_STATED GOAL:_ Set down the data below without changes, from the first line through the line containing "- heading: real estate question: QUESTION: [705, 66, 1010, 140]", including both.

_DATA:_
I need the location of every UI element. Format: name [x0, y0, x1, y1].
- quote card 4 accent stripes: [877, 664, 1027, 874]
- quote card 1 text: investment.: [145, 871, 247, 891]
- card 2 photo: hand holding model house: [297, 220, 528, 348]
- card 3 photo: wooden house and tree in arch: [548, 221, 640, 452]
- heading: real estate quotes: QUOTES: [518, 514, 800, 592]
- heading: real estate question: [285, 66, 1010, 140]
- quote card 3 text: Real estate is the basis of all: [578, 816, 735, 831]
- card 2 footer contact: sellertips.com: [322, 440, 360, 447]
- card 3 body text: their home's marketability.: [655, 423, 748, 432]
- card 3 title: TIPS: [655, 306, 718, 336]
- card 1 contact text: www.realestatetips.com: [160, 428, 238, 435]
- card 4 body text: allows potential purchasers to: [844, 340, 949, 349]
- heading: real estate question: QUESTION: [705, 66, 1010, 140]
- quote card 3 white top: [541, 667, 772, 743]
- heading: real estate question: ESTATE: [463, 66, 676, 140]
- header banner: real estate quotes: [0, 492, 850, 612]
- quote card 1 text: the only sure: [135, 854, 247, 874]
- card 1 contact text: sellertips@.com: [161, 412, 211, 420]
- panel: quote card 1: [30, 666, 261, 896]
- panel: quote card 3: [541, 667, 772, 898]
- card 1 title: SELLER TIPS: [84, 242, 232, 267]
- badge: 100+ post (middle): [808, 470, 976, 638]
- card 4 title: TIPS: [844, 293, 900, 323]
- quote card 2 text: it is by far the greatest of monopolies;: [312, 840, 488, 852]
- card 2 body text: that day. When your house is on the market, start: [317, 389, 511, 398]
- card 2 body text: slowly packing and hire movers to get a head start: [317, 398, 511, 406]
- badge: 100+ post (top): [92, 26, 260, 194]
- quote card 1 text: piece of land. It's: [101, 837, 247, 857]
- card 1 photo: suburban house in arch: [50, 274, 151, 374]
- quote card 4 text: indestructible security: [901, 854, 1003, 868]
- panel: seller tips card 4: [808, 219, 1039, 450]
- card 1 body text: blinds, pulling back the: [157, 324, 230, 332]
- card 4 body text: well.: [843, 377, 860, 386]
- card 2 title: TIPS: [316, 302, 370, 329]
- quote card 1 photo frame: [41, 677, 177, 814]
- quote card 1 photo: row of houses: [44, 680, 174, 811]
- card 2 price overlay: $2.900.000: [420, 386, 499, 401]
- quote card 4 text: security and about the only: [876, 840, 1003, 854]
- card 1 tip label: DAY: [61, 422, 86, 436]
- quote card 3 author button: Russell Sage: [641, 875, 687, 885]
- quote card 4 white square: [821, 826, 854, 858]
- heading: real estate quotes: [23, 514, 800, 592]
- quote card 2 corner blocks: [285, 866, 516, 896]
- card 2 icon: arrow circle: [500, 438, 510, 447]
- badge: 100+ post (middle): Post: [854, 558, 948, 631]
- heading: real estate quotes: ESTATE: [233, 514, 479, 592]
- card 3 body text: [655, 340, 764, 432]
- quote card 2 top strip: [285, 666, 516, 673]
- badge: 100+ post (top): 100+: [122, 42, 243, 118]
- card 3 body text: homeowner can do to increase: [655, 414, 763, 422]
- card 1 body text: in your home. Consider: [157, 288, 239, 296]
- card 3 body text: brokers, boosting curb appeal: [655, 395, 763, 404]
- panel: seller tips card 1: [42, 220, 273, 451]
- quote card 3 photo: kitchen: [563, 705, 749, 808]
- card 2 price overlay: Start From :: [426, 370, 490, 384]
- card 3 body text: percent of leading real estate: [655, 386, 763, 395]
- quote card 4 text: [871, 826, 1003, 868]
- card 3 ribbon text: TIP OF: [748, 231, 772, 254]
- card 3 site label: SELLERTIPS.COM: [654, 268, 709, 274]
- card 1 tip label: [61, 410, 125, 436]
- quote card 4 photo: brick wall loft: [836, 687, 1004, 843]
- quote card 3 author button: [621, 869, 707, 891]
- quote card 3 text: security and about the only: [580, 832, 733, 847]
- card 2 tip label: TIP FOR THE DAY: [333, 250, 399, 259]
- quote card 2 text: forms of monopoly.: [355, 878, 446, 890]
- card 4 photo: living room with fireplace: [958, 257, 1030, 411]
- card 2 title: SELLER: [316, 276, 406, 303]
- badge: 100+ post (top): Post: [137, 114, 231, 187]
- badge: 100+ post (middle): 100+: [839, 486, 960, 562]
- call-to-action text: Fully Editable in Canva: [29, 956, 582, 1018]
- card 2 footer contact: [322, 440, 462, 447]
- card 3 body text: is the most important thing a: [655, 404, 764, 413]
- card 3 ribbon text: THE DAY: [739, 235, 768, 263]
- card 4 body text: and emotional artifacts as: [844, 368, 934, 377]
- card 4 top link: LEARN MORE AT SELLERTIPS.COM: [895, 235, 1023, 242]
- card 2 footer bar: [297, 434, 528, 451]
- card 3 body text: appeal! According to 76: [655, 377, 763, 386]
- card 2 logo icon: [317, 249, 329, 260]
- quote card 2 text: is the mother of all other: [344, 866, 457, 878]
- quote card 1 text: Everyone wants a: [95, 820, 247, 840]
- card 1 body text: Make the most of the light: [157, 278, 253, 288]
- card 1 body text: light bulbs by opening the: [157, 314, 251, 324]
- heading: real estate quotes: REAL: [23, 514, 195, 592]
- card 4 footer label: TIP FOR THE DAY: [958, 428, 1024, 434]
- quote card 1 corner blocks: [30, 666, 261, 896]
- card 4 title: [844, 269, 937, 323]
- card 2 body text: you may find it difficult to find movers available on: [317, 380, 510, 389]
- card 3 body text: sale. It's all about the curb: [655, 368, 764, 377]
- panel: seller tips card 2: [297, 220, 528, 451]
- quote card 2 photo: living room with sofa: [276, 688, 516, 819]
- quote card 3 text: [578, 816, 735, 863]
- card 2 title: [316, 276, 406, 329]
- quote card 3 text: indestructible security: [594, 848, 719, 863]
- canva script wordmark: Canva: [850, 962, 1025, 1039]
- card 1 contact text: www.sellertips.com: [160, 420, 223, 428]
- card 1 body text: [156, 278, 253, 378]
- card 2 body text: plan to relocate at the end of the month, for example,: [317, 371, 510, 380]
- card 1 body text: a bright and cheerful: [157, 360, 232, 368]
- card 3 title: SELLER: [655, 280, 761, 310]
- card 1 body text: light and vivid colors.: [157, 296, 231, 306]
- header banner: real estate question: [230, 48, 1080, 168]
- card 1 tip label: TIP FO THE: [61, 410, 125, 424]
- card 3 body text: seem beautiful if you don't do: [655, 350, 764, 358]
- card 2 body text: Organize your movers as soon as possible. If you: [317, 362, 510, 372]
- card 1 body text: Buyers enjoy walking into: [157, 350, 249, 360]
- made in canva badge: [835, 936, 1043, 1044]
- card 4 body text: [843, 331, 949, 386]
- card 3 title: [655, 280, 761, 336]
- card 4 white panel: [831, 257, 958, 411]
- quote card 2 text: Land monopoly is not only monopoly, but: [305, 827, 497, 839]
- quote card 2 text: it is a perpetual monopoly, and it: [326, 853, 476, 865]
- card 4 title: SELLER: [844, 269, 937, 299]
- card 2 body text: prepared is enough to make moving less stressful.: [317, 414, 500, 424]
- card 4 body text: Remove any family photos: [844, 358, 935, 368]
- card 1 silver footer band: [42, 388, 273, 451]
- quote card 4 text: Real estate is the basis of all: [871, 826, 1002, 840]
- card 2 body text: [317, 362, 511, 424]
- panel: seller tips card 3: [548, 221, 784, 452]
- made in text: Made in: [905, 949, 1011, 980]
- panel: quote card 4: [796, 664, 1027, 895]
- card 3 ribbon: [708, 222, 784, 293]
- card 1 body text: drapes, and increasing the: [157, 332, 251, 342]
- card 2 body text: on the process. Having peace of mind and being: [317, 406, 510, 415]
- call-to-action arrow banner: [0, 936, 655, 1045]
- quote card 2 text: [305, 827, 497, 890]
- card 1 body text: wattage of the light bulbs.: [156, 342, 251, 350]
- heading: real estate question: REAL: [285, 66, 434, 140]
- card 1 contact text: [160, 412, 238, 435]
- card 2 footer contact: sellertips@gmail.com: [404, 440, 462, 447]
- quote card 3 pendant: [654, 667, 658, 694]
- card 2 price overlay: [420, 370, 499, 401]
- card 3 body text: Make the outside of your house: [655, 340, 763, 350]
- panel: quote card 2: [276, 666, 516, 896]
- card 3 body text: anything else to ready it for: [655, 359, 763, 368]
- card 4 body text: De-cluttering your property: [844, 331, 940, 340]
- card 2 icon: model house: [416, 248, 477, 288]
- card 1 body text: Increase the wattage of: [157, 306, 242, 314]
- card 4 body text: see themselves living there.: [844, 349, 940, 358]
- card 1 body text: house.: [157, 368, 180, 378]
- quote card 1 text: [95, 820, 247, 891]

_RESULT OF THE TASK:_
I need the location of every UI element. Format: name [x0, y0, x1, y1].
- quote card 4 accent stripes: [877, 664, 1027, 874]
- quote card 1 text: investment.: [145, 871, 247, 891]
- card 2 photo: hand holding model house: [297, 220, 528, 348]
- card 3 photo: wooden house and tree in arch: [548, 221, 640, 452]
- heading: real estate quotes: QUOTES: [518, 514, 800, 592]
- heading: real estate question: [285, 66, 1010, 140]
- quote card 3 text: Real estate is the basis of all: [578, 816, 735, 831]
- card 2 footer contact: sellertips.com: [322, 440, 360, 447]
- card 3 body text: their home's marketability.: [655, 423, 748, 432]
- card 3 title: TIPS: [655, 306, 718, 336]
- card 1 contact text: www.realestatetips.com: [160, 428, 238, 435]
- card 4 body text: allows potential purchasers to: [844, 340, 949, 349]
- heading: real estate question: QUESTION: [705, 66, 1010, 140]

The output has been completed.